Goal of the exercise: What follows is a listing to be transcribed exactly.

-------- Provided material --------

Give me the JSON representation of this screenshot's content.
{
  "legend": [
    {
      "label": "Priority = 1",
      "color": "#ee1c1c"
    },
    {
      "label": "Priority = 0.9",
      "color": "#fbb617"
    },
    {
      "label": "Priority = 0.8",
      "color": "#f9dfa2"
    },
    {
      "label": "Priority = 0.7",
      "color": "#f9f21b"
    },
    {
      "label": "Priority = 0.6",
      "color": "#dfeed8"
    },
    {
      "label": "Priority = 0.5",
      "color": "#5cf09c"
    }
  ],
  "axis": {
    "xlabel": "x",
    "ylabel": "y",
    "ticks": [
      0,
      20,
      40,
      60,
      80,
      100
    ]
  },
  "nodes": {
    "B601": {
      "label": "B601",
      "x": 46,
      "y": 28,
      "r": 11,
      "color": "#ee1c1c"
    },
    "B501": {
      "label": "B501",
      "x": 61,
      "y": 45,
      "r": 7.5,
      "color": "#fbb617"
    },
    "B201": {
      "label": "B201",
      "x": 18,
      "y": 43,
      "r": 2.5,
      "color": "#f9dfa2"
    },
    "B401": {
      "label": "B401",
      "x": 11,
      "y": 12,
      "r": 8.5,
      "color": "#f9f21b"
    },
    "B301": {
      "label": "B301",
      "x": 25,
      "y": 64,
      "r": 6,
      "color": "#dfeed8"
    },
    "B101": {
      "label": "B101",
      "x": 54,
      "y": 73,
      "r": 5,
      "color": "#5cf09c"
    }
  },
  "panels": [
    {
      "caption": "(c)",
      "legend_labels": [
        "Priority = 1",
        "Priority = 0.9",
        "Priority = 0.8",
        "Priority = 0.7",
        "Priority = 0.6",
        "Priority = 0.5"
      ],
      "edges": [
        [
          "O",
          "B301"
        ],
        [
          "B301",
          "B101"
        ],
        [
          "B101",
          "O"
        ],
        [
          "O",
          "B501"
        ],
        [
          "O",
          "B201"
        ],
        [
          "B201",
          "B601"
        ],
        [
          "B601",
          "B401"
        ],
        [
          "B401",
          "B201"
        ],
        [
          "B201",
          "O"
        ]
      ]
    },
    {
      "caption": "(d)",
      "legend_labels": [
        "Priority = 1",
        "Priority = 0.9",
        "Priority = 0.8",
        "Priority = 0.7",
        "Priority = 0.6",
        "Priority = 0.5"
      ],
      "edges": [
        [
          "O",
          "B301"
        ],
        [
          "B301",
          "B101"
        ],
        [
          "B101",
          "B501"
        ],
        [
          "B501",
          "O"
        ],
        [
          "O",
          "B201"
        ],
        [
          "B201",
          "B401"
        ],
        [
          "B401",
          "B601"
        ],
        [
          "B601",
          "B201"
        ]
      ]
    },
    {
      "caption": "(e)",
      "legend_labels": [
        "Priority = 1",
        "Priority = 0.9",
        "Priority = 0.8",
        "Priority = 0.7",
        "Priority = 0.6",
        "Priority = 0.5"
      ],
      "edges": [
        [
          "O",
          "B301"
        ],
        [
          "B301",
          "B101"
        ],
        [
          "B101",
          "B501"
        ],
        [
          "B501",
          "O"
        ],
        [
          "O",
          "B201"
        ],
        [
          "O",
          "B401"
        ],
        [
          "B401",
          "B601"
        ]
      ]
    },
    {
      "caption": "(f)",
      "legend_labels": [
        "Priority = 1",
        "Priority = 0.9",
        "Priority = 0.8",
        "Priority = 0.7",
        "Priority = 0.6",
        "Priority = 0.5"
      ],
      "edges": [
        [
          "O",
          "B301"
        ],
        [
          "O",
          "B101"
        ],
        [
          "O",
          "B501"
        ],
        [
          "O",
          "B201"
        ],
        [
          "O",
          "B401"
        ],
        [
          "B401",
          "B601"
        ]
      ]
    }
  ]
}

--------

Response for this exercise:
Give me the JSON representation of this screenshot's content.
{
  "legend": [
    {
      "label": "Priority = 1",
      "color": "#ee1c1c"
    },
    {
      "label": "Priority = 0.9",
      "color": "#fbb617"
    },
    {
      "label": "Priority = 0.8",
      "color": "#f9dfa2"
    },
    {
      "label": "Priority = 0.7",
      "color": "#f9f21b"
    },
    {
      "label": "Priority = 0.6",
      "color": "#dfeed8"
    },
    {
      "label": "Priority = 0.5",
      "color": "#5cf09c"
    }
  ],
  "axis": {
    "xlabel": "x",
    "ylabel": "y",
    "ticks": [
      0,
      20,
      40,
      60,
      80,
      100
    ]
  },
  "nodes": {
    "B601": {
      "label": "B601",
      "x": 46,
      "y": 28,
      "r": 11,
      "color": "#ee1c1c"
    },
    "B501": {
      "label": "B501",
      "x": 61,
      "y": 45,
      "r": 7.5,
      "color": "#fbb617"
    },
    "B201": {
      "label": "B201",
      "x": 18,
      "y": 43,
      "r": 2.5,
      "color": "#f9dfa2"
    },
    "B401": {
      "label": "B401",
      "x": 11,
      "y": 12,
      "r": 8.5,
      "color": "#f9f21b"
    },
    "B301": {
      "label": "B301",
      "x": 25,
      "y": 64,
      "r": 6,
      "color": "#dfeed8"
    },
    "B101": {
      "label": "B101",
      "x": 54,
      "y": 73,
      "r": 5,
      "color": "#5cf09c"
    }
  },
  "panels": [
    {
      "caption": "(c)",
      "legend_labels": [
        "Priority = 1",
        "Priority = 0.9",
        "Priority = 0.8",
        "Priority = 0.7",
        "Priority = 0.6",
        "Priority = 0.5"
      ],
      "edges": [
        [
          "O",
          "B301"
        ],
        [
          "B301",
          "B101"
        ],
        [
          "B101",
          "O"
        ],
        [
          "O",
          "B501"
        ],
        [
          "O",
          "B201"
        ],
        [
          "B201",
          "B601"
        ],
        [
          "B601",
          "B401"
        ],
        [
          "B401",
          "B201"
        ],
        [
          "B201",
          "O"
        ]
      ]
    },
    {
      "caption": "(d)",
      "legend_labels": [
        "Priority = 1",
        "Priority = 0.9",
        "Priority = 0.8",
        "Priority = 0.7",
        "Priority = 0.6",
        "Priority = 0.5"
      ],
      "edges": [
        [
          "O",
          "B301"
        ],
        [
          "B301",
          "B101"
        ],
        [
          "B101",
          "B501"
        ],
        [
          "B501",
          "O"
        ],
        [
          "O",
          "B201"
        ],
        [
          "B201",
          "B401"
        ],
        [
          "B401",
          "B601"
        ],
        [
          "B601",
          "B201"
        ]
      ]
    },
    {
      "caption": "(e)",
      "legend_labels": [
        "Priority = 1",
        "Priority = 0.9",
        "Priority = 0.8",
        "Priority = 0.7",
        "Priority = 0.6",
        "Priority = 0.5"
      ],
      "edges": [
        [
          "O",
          "B301"
        ],
        [
          "B301",
          "B101"
        ],
        [
          "B101",
          "B501"
        ],
        [
          "B501",
          "O"
        ],
        [
          "O",
          "B201"
        ],
        [
          "O",
          "B401"
        ],
        [
          "B401",
          "B601"
        ]
      ]
    },
    {
      "caption": "(f)",
      "legend_labels": [
        "Priority = 1",
        "Priority = 0.9",
        "Priority = 0.8",
        "Priority = 0.7",
        "Priority = 0.6",
        "Priority = 0.5"
      ],
      "edges": [
        [
          "O",
          "B301"
        ],
        [
          "O",
          "B101"
        ],
        [
          "O",
          "B501"
        ],
        [
          "O",
          "B201"
        ],
        [
          "O",
          "B401"
        ],
        [
          "B401",
          "B601"
        ]
      ]
    }
  ]
}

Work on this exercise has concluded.